— Begin Record extracts —
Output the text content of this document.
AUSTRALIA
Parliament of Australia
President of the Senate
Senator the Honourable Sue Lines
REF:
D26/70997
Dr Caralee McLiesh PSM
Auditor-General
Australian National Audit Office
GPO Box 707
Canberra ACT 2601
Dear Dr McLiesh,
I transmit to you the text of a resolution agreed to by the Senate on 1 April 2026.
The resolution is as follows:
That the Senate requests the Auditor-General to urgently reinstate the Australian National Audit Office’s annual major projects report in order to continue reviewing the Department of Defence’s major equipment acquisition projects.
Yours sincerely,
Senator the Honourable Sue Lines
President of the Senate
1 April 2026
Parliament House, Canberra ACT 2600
— End Record extracts —
— Begin Record extracts —
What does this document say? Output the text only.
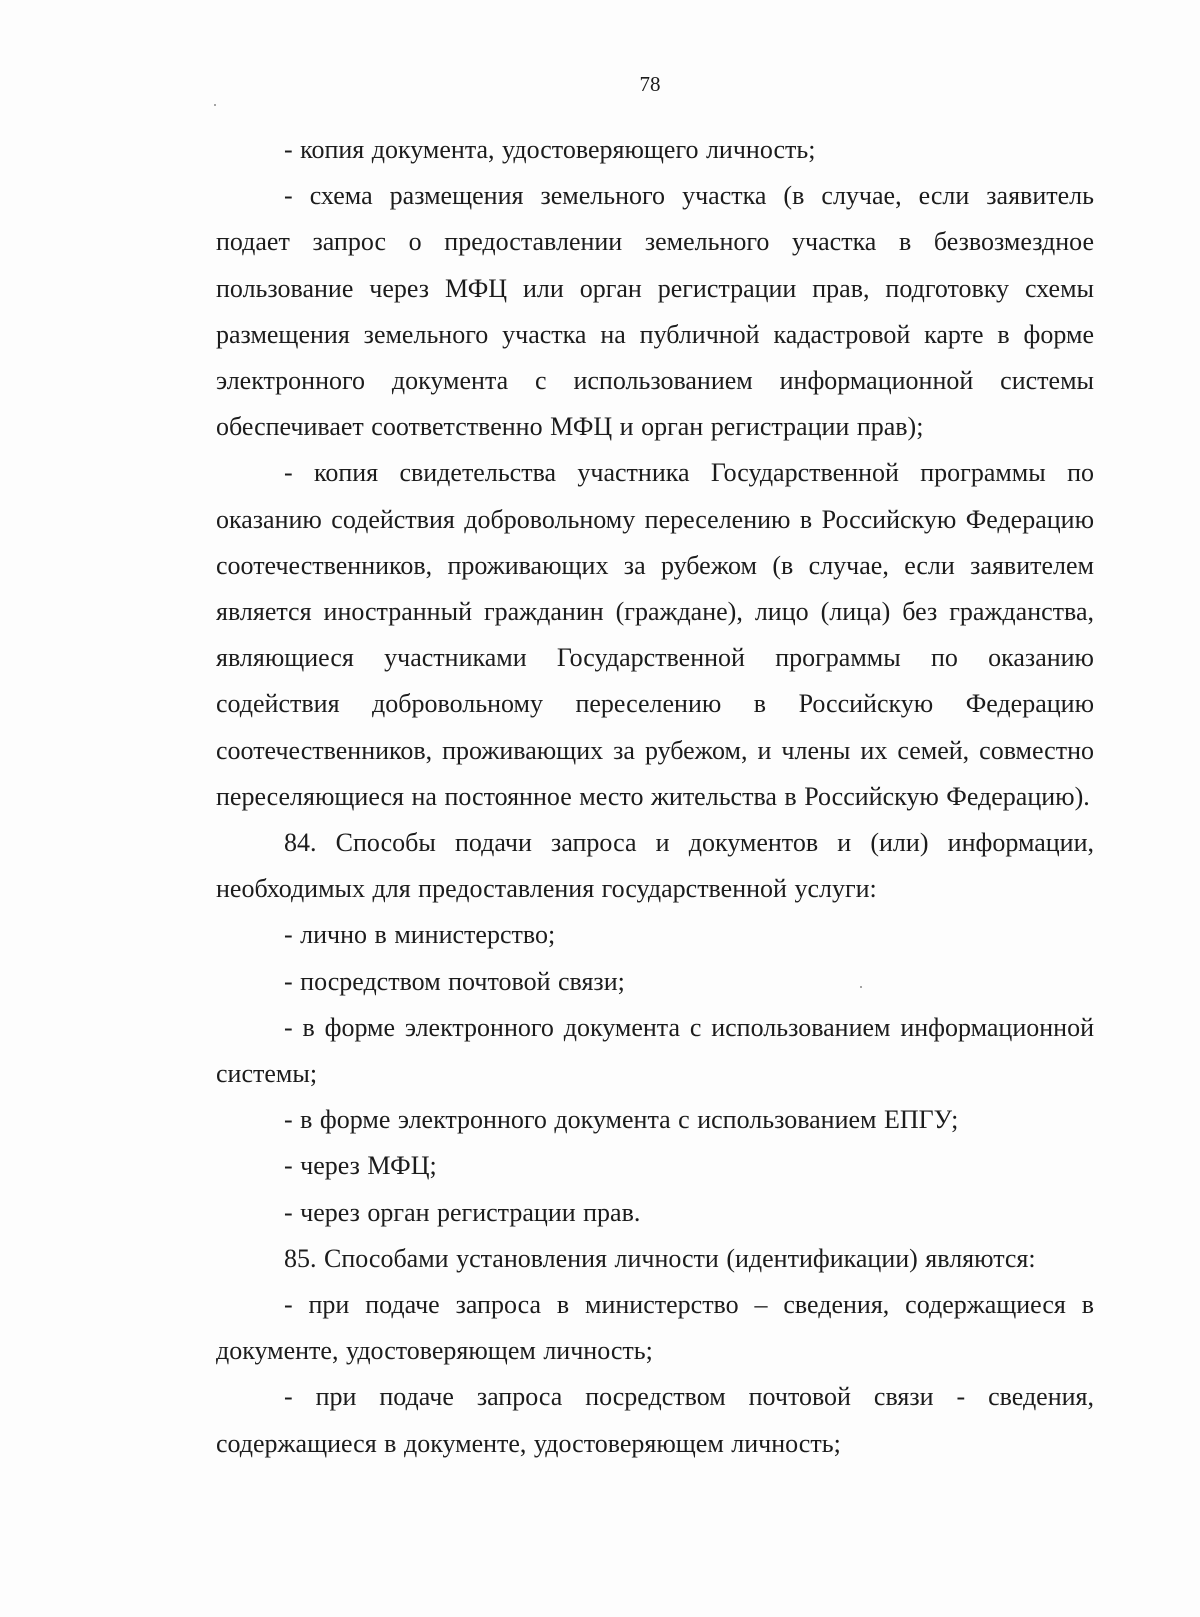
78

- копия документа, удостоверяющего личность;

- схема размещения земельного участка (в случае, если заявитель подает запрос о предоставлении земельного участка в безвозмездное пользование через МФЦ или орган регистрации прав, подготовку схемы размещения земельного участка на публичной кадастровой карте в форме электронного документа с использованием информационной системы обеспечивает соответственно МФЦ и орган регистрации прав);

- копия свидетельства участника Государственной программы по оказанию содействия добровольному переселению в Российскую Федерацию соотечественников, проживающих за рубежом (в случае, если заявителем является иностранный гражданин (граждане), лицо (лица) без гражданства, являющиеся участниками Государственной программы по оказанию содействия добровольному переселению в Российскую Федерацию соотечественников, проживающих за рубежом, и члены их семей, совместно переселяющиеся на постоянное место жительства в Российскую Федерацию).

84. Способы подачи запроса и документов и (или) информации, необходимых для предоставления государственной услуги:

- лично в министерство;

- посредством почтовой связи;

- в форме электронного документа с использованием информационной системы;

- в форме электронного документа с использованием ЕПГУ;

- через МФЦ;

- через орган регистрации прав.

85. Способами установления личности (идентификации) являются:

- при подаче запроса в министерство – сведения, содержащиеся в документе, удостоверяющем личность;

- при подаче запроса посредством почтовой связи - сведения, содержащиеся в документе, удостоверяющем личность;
— End Record extracts —
— Begin Record extracts —
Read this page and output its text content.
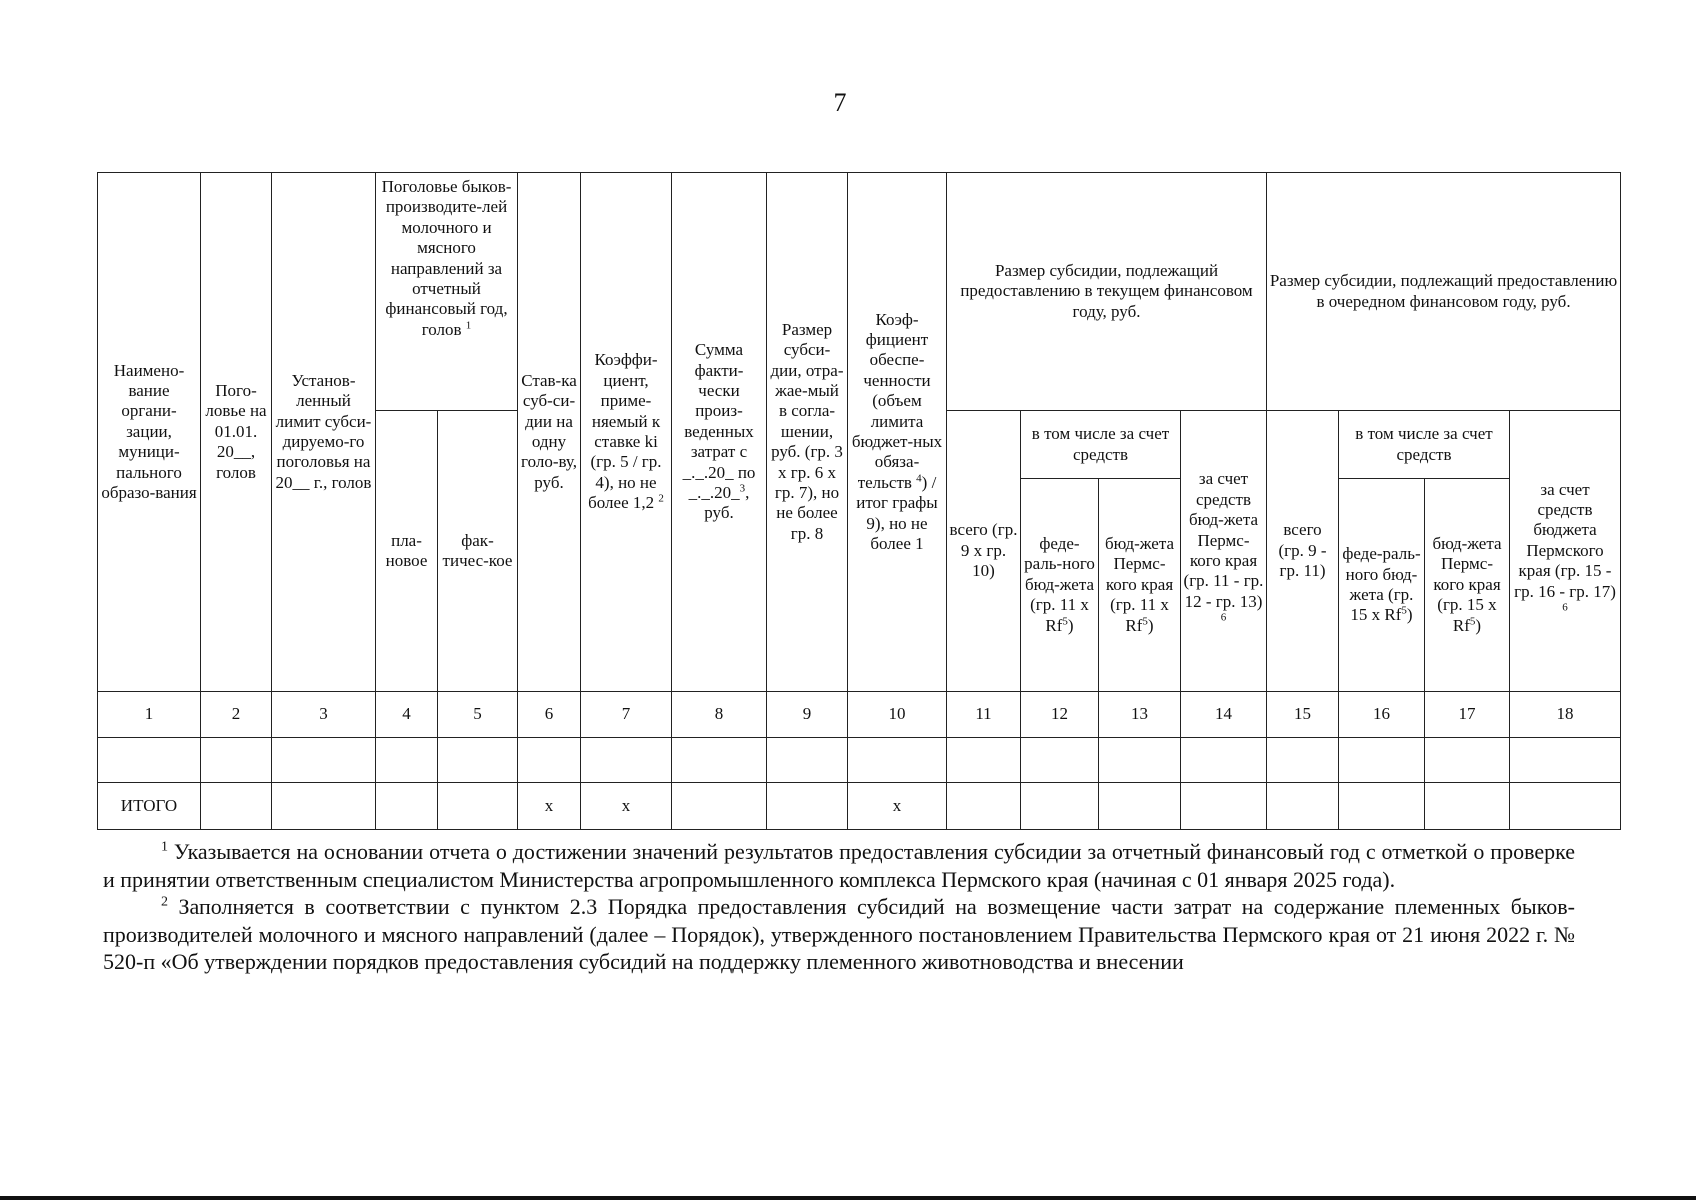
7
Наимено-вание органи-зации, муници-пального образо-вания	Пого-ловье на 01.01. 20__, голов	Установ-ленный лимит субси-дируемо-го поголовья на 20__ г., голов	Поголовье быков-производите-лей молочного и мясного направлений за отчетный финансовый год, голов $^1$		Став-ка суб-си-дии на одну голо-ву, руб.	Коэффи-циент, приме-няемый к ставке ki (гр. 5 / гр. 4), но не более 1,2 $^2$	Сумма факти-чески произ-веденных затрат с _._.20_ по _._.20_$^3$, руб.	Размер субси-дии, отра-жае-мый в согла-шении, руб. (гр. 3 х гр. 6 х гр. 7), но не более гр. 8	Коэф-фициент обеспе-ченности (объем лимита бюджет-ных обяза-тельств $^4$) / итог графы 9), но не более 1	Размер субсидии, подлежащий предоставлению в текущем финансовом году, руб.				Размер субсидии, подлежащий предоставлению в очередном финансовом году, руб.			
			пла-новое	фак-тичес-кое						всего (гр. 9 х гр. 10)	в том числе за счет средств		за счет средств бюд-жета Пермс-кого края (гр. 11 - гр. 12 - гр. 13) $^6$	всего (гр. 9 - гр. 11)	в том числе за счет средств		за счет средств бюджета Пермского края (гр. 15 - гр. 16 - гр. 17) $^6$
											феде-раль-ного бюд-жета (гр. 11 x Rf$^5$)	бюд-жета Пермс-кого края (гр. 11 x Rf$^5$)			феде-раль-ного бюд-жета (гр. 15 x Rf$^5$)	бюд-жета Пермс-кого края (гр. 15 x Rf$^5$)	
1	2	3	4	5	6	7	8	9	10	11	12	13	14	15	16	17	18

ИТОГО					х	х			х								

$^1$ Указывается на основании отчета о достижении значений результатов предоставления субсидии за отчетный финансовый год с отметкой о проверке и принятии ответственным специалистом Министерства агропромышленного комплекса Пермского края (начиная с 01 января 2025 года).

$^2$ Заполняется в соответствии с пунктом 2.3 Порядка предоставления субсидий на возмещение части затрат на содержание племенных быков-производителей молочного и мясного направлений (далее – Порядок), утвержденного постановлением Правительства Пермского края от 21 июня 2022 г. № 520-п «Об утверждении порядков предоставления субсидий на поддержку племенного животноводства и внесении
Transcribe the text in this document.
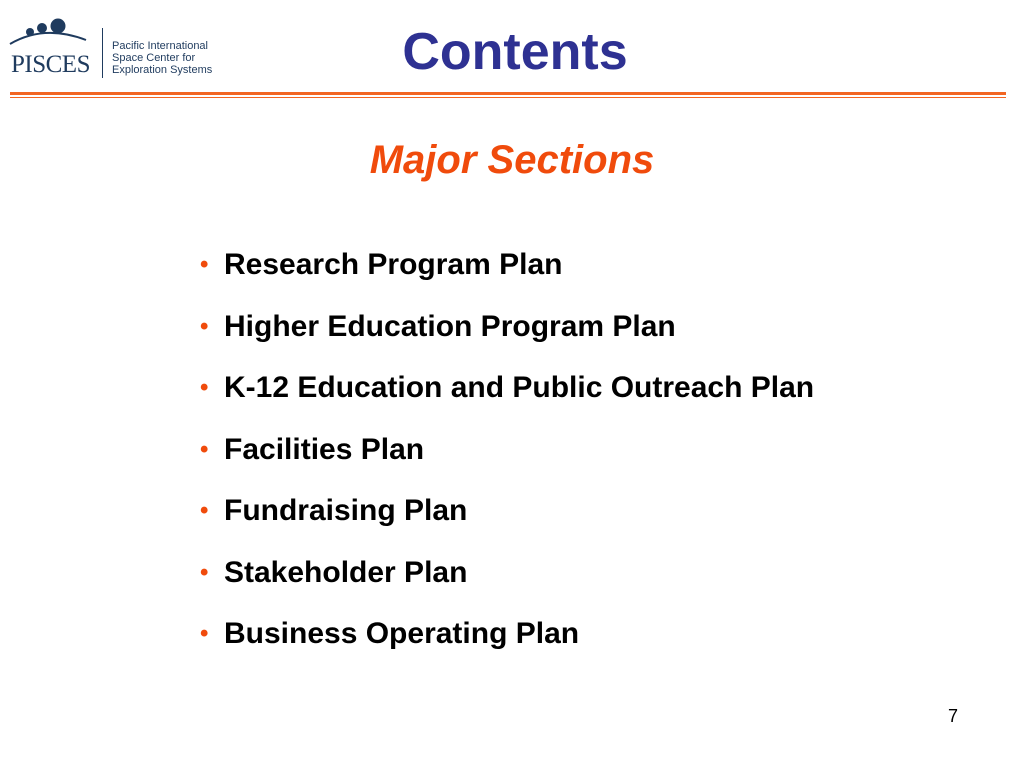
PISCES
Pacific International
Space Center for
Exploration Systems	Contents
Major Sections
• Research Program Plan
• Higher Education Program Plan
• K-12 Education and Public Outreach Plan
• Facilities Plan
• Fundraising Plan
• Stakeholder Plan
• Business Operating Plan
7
— End Record extracts —
Give the number of lines above that hold the word "посредством", and nothing more.

The solution ▸
2